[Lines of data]
>>>>
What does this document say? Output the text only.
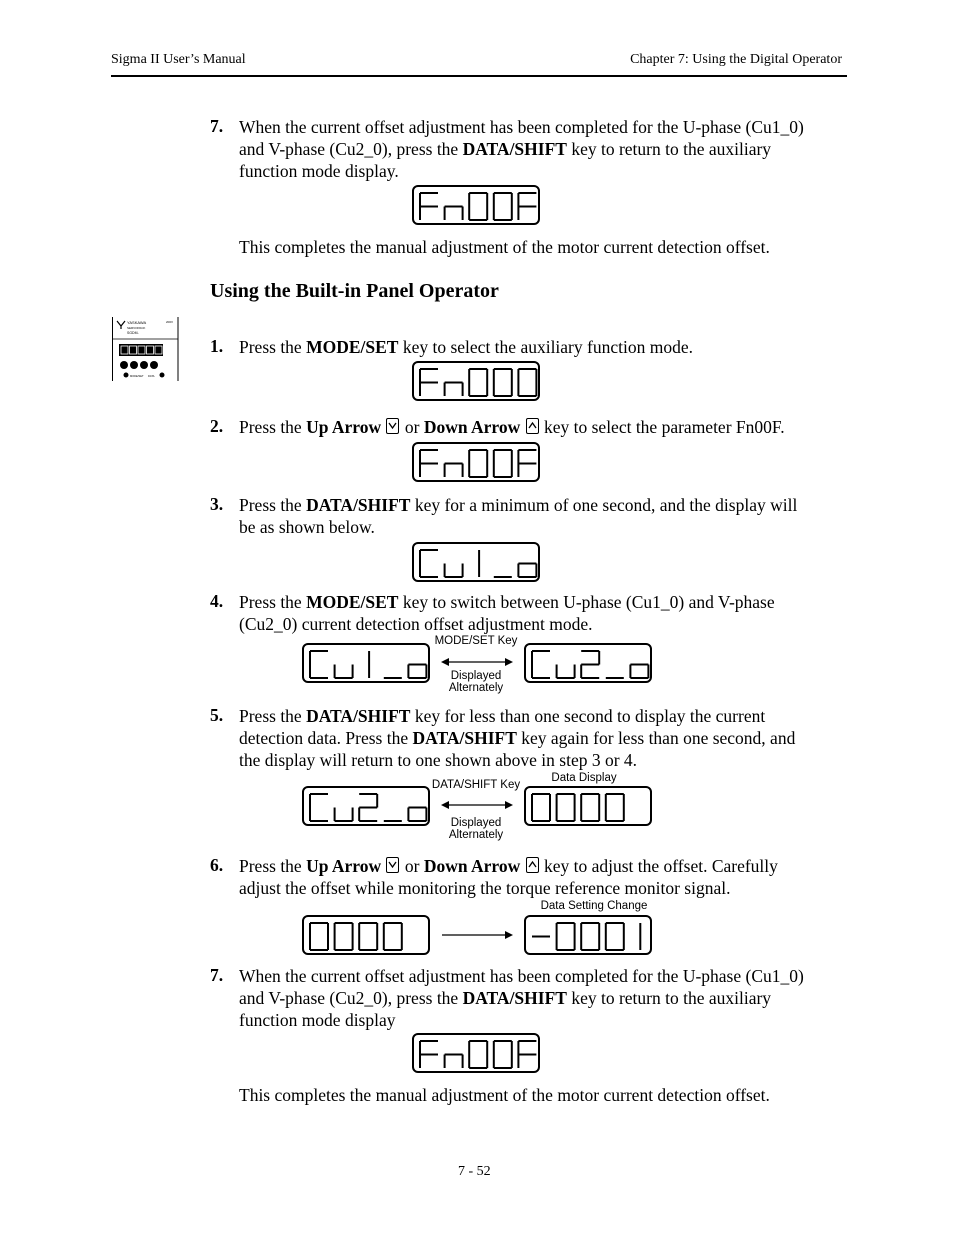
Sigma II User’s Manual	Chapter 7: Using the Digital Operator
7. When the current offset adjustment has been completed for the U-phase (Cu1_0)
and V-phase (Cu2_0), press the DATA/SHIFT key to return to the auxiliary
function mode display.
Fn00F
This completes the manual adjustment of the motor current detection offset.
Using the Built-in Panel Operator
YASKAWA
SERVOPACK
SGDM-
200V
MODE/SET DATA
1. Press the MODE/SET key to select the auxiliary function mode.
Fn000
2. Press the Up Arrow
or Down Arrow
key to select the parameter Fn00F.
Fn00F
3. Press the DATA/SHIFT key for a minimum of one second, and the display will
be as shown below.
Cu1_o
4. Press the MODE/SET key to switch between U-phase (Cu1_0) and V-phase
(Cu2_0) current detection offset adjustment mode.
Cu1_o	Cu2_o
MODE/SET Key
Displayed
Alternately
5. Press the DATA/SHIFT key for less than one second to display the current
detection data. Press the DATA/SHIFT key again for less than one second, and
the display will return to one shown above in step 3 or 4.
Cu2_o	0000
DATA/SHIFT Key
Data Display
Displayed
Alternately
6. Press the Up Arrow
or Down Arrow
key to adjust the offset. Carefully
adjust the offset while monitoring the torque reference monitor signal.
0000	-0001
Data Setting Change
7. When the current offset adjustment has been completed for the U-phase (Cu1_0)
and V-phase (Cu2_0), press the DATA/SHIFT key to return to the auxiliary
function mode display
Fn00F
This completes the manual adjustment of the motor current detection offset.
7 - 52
<<<<
>>>>
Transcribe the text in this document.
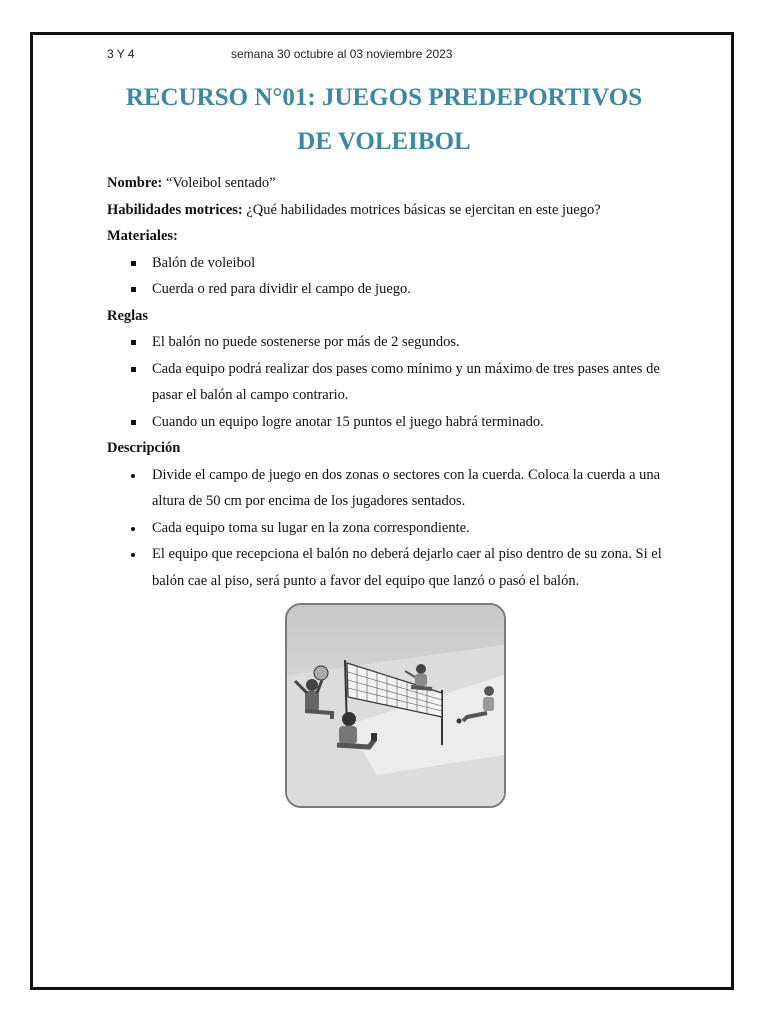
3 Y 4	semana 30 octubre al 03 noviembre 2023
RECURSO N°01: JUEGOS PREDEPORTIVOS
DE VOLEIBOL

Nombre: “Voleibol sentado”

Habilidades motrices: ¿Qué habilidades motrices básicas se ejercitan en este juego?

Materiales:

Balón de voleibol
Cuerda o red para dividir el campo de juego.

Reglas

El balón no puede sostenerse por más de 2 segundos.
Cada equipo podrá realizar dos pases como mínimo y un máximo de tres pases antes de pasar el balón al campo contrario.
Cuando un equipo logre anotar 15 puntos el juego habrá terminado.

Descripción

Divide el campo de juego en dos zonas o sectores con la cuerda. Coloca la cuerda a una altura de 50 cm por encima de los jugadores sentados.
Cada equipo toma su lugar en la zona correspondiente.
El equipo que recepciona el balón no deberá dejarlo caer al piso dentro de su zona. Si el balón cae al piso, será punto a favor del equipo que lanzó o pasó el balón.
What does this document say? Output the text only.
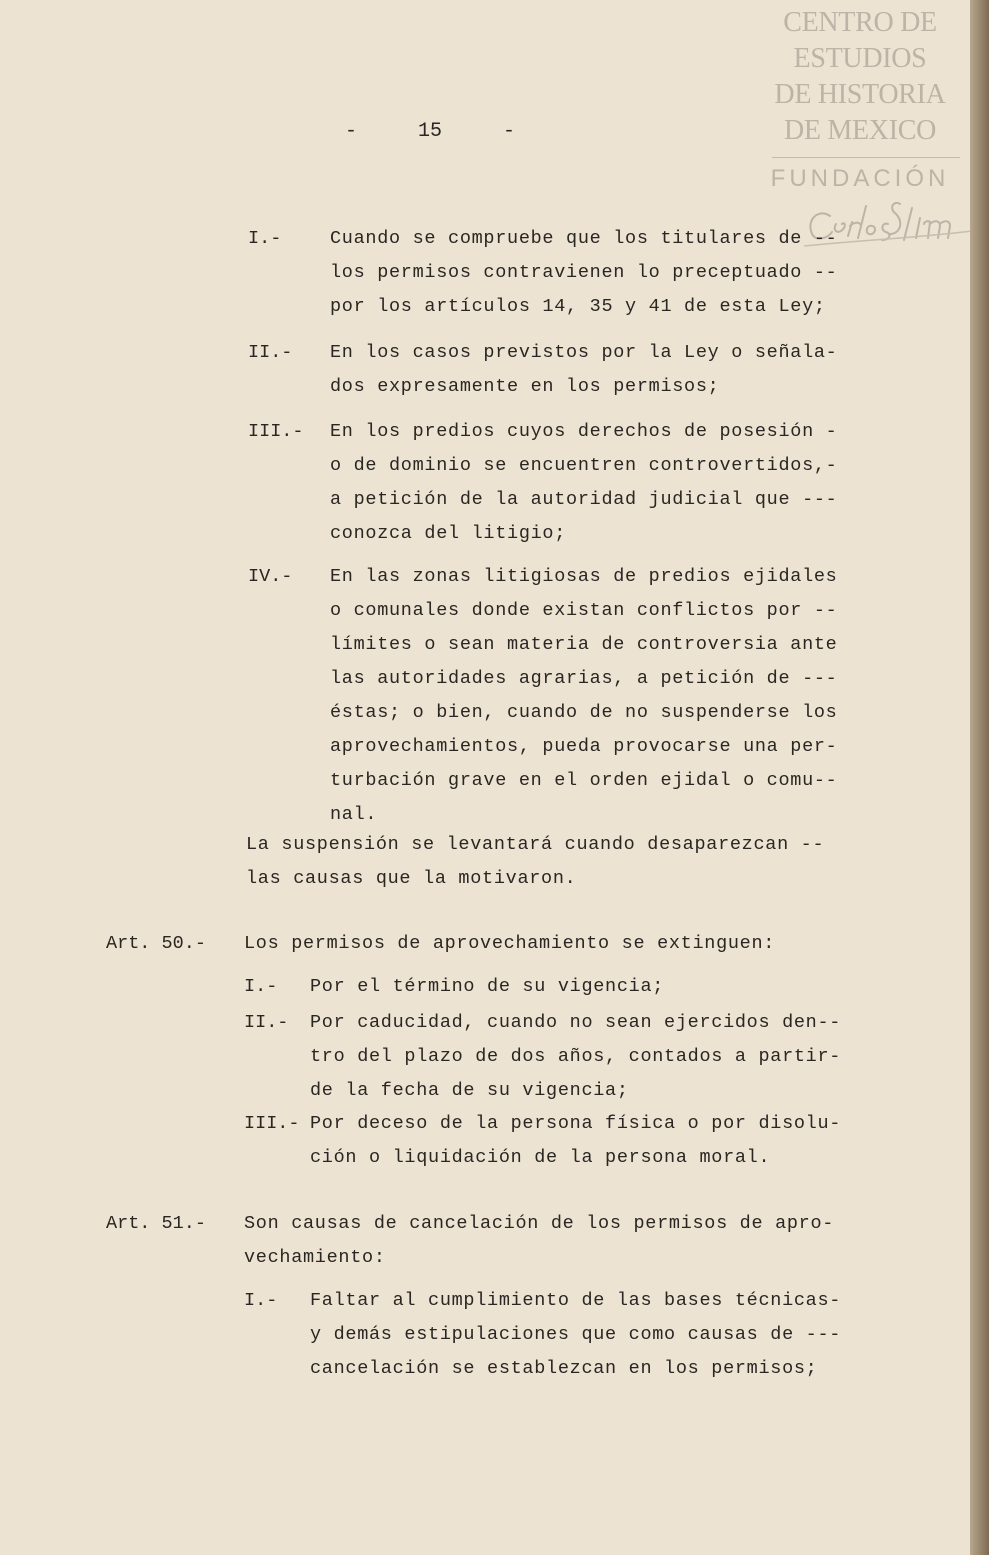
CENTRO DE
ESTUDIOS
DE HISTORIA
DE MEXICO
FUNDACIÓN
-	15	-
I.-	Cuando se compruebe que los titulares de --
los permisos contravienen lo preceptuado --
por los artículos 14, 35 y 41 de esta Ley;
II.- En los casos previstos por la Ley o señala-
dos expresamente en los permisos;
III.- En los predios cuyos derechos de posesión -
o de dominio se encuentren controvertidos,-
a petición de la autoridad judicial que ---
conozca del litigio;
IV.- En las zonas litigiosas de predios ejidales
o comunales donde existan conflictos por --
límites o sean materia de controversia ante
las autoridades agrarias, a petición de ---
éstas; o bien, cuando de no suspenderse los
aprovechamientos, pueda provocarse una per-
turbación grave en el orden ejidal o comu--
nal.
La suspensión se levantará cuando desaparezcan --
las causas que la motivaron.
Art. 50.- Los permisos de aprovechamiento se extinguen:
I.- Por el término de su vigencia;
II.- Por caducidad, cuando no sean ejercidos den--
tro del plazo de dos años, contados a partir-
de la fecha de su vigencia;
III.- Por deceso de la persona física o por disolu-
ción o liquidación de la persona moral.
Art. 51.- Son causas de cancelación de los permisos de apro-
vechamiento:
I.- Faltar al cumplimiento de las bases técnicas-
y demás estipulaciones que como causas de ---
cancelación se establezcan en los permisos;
<<<<
>>>>
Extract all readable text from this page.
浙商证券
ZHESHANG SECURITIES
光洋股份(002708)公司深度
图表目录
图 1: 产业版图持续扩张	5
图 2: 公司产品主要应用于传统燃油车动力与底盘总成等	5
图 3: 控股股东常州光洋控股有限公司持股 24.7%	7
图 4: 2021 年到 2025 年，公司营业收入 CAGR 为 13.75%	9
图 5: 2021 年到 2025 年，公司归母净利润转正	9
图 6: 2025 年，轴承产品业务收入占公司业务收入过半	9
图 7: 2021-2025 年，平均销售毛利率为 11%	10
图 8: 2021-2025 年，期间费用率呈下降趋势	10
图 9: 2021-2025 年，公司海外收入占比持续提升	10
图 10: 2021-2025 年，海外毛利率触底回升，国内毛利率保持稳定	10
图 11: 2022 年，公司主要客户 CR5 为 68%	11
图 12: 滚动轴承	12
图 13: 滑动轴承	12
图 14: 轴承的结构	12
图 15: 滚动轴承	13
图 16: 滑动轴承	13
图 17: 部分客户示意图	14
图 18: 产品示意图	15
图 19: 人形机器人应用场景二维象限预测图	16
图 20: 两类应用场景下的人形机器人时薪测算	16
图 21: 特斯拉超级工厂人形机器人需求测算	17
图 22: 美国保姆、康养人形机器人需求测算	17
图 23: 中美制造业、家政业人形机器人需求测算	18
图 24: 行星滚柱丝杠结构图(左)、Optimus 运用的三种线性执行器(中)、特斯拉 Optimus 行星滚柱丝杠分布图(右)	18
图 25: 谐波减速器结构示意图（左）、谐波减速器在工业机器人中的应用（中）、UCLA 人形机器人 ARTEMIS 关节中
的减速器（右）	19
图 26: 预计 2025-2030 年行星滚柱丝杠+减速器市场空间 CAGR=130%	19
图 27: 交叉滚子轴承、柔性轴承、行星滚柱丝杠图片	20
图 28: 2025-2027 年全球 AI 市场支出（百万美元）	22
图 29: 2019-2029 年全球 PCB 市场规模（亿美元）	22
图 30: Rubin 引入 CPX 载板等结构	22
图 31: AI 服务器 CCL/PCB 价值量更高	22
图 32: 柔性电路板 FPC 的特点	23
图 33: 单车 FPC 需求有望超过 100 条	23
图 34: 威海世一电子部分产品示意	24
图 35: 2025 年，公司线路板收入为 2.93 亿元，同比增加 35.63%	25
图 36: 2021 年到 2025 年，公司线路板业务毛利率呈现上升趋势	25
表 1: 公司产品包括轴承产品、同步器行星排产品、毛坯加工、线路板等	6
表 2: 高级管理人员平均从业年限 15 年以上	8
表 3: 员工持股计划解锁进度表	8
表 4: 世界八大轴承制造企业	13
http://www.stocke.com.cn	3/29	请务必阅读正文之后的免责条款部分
<<<<
▸ What you are asked to do:
Gather up every line from the listing above in which the word "vigencia" occurs.

▸ Exercise solution:
I.- Por el término de su vigencia;
de la fecha de su vigencia;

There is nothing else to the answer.